TASK TO CARRY OUT: The listing below should be written out exactly; please include all of it.

Collected data entries

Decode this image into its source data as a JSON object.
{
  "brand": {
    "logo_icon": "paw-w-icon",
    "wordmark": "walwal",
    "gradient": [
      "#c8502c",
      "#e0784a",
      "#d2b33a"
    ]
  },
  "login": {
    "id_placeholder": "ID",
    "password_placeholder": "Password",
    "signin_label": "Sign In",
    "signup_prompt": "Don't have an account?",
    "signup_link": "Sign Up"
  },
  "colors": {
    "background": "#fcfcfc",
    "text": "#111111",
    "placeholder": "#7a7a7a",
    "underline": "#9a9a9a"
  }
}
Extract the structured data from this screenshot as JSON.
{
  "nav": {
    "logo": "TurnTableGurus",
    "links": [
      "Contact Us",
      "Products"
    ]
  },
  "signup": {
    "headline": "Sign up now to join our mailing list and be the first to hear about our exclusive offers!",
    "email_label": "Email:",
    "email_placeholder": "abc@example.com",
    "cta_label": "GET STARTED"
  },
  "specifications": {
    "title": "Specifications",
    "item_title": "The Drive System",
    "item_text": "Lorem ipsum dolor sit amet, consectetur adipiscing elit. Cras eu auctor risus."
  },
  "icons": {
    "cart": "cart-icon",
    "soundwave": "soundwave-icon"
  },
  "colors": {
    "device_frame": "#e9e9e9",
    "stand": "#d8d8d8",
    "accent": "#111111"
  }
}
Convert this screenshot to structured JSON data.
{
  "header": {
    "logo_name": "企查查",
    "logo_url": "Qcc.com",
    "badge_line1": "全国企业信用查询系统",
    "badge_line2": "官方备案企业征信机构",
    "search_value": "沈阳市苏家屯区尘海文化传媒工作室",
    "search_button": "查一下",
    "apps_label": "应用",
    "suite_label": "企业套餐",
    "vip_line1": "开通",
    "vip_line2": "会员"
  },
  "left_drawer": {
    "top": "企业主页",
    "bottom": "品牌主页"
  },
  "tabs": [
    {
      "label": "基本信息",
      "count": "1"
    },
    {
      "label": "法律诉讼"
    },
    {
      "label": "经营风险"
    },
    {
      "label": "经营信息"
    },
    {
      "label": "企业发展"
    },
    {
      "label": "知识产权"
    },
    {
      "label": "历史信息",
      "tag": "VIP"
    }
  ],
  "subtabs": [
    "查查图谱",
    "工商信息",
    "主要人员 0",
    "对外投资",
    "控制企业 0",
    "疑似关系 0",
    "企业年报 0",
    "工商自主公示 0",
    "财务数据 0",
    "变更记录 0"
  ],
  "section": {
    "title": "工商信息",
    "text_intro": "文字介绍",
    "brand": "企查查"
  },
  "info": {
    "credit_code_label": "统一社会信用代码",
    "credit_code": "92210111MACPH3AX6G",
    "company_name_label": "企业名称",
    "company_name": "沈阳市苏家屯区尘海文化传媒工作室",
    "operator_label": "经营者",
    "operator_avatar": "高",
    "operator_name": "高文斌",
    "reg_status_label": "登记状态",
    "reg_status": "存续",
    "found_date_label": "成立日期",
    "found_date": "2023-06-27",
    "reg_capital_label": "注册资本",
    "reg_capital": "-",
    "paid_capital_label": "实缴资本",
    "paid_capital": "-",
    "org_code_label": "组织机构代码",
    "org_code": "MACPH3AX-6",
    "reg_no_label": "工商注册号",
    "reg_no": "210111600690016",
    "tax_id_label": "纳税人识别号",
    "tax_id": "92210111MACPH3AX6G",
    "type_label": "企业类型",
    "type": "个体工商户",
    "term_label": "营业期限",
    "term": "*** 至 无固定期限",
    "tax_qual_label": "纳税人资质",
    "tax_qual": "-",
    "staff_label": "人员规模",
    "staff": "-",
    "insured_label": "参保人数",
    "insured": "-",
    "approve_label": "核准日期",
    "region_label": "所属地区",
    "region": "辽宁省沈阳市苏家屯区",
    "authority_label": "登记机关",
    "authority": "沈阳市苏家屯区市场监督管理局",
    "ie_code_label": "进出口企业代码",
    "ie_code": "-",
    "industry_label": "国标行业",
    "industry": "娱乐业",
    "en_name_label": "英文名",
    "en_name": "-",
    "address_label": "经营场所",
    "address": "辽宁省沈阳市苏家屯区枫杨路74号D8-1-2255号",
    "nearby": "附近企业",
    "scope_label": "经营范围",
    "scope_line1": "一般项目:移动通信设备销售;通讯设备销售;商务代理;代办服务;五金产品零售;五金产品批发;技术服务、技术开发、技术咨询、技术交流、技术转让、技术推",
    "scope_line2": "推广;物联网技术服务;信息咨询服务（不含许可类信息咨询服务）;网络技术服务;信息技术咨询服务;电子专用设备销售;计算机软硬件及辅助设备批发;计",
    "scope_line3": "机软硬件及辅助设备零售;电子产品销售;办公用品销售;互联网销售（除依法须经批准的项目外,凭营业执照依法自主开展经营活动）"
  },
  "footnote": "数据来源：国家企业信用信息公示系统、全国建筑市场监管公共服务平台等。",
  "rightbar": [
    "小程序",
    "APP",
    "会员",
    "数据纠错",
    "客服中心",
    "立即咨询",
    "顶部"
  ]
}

SOLUTION BELOW:
Decode this image into its source data as a JSON object.
{
  "brand": {
    "logo_icon": "paw-w-icon",
    "wordmark": "walwal",
    "gradient": [
      "#c8502c",
      "#e0784a",
      "#d2b33a"
    ]
  },
  "login": {
    "id_placeholder": "ID",
    "password_placeholder": "Password",
    "signin_label": "Sign In",
    "signup_prompt": "Don't have an account?",
    "signup_link": "Sign Up"
  },
  "colors": {
    "background": "#fcfcfc",
    "text": "#111111",
    "placeholder": "#7a7a7a",
    "underline": "#9a9a9a"
  }
}
Extract the structured data from this screenshot as JSON.
{
  "nav": {
    "logo": "TurnTableGurus",
    "links": [
      "Contact Us",
      "Products"
    ]
  },
  "signup": {
    "headline": "Sign up now to join our mailing list and be the first to hear about our exclusive offers!",
    "email_label": "Email:",
    "email_placeholder": "abc@example.com",
    "cta_label": "GET STARTED"
  },
  "specifications": {
    "title": "Specifications",
    "item_title": "The Drive System",
    "item_text": "Lorem ipsum dolor sit amet, consectetur adipiscing elit. Cras eu auctor risus."
  },
  "icons": {
    "cart": "cart-icon",
    "soundwave": "soundwave-icon"
  },
  "colors": {
    "device_frame": "#e9e9e9",
    "stand": "#d8d8d8",
    "accent": "#111111"
  }
}
Convert this screenshot to structured JSON data.
{
  "header": {
    "logo_name": "企查查",
    "logo_url": "Qcc.com",
    "badge_line1": "全国企业信用查询系统",
    "badge_line2": "官方备案企业征信机构",
    "search_value": "沈阳市苏家屯区尘海文化传媒工作室",
    "search_button": "查一下",
    "apps_label": "应用",
    "suite_label": "企业套餐",
    "vip_line1": "开通",
    "vip_line2": "会员"
  },
  "left_drawer": {
    "top": "企业主页",
    "bottom": "品牌主页"
  },
  "tabs": [
    {
      "label": "基本信息",
      "count": "1"
    },
    {
      "label": "法律诉讼"
    },
    {
      "label": "经营风险"
    },
    {
      "label": "经营信息"
    },
    {
      "label": "企业发展"
    },
    {
      "label": "知识产权"
    },
    {
      "label": "历史信息",
      "tag": "VIP"
    }
  ],
  "subtabs": [
    "查查图谱",
    "工商信息",
    "主要人员 0",
    "对外投资",
    "控制企业 0",
    "疑似关系 0",
    "企业年报 0",
    "工商自主公示 0",
    "财务数据 0",
    "变更记录 0"
  ],
  "section": {
    "title": "工商信息",
    "text_intro": "文字介绍",
    "brand": "企查查"
  },
  "info": {
    "credit_code_label": "统一社会信用代码",
    "credit_code": "92210111MACPH3AX6G",
    "company_name_label": "企业名称",
    "company_name": "沈阳市苏家屯区尘海文化传媒工作室",
    "operator_label": "经营者",
    "operator_avatar": "高",
    "operator_name": "高文斌",
    "reg_status_label": "登记状态",
    "reg_status": "存续",
    "found_date_label": "成立日期",
    "found_date": "2023-06-27",
    "reg_capital_label": "注册资本",
    "reg_capital": "-",
    "paid_capital_label": "实缴资本",
    "paid_capital": "-",
    "org_code_label": "组织机构代码",
    "org_code": "MACPH3AX-6",
    "reg_no_label": "工商注册号",
    "reg_no": "210111600690016",
    "tax_id_label": "纳税人识别号",
    "tax_id": "92210111MACPH3AX6G",
    "type_label": "企业类型",
    "type": "个体工商户",
    "term_label": "营业期限",
    "term": "*** 至 无固定期限",
    "tax_qual_label": "纳税人资质",
    "tax_qual": "-",
    "staff_label": "人员规模",
    "staff": "-",
    "insured_label": "参保人数",
    "insured": "-",
    "approve_label": "核准日期",
    "region_label": "所属地区",
    "region": "辽宁省沈阳市苏家屯区",
    "authority_label": "登记机关",
    "authority": "沈阳市苏家屯区市场监督管理局",
    "ie_code_label": "进出口企业代码",
    "ie_code": "-",
    "industry_label": "国标行业",
    "industry": "娱乐业",
    "en_name_label": "英文名",
    "en_name": "-",
    "address_label": "经营场所",
    "address": "辽宁省沈阳市苏家屯区枫杨路74号D8-1-2255号",
    "nearby": "附近企业",
    "scope_label": "经营范围",
    "scope_line1": "一般项目:移动通信设备销售;通讯设备销售;商务代理;代办服务;五金产品零售;五金产品批发;技术服务、技术开发、技术咨询、技术交流、技术转让、技术推",
    "scope_line2": "推广;物联网技术服务;信息咨询服务（不含许可类信息咨询服务）;网络技术服务;信息技术咨询服务;电子专用设备销售;计算机软硬件及辅助设备批发;计",
    "scope_line3": "机软硬件及辅助设备零售;电子产品销售;办公用品销售;互联网销售（除依法须经批准的项目外,凭营业执照依法自主开展经营活动）"
  },
  "footnote": "数据来源：国家企业信用信息公示系统、全国建筑市场监管公共服务平台等。",
  "rightbar": [
    "小程序",
    "APP",
    "会员",
    "数据纠错",
    "客服中心",
    "立即咨询",
    "顶部"
  ]
}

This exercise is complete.